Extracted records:
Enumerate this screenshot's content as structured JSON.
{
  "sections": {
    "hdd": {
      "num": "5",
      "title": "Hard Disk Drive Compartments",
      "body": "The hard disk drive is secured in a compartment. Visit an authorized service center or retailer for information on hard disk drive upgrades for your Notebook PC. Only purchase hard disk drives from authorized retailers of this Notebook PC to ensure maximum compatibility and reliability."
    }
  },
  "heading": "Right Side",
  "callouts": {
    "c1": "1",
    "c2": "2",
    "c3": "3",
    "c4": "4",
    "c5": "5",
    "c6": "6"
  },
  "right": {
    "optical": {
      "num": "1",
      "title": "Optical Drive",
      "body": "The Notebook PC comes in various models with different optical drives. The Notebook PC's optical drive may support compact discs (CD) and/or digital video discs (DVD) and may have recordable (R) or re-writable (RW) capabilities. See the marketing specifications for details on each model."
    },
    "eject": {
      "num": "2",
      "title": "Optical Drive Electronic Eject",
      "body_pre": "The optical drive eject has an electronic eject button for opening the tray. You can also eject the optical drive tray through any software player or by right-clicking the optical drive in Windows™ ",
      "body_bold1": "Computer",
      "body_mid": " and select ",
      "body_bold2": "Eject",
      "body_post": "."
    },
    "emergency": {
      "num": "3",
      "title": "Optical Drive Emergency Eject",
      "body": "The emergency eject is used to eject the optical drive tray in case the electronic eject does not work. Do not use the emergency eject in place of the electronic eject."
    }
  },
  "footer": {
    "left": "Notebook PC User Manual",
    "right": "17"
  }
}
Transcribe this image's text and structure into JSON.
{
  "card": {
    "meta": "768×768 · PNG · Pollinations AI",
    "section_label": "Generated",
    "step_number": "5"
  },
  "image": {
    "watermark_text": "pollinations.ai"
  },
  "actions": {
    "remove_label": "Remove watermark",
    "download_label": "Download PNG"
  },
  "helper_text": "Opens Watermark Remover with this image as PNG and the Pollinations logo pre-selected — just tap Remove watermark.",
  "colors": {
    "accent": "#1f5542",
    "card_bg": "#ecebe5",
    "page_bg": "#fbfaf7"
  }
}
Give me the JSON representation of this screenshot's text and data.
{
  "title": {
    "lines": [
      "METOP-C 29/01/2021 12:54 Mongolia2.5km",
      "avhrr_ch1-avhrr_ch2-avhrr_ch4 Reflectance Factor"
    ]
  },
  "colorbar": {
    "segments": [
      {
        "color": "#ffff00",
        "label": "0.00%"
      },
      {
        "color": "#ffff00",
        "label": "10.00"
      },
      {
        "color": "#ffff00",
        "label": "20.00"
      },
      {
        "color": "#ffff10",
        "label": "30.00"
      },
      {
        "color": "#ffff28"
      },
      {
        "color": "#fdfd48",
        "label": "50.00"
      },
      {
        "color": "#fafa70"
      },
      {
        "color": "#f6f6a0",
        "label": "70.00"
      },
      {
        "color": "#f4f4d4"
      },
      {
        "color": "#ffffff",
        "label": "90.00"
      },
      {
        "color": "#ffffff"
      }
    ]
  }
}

Task: Pull out the lines above in which the word "drives" appears.

Result of this exercise:
      "body": "The hard disk drive is secured in a compartment. Visit an authorized service center or retailer for information on hard disk drive upgrades for your Notebook PC. Only purchase hard disk drives from authorized retailers of this Notebook PC to ensure maximum compatibility and reliability."
      "body": "The Notebook PC comes in various models with different optical drives. The Notebook PC's optical drive may support compact discs (CD) and/or digital video discs (DVD) and may have recordable (R) or re-writable (RW) capabilities. See the marketing specifications for details on each model."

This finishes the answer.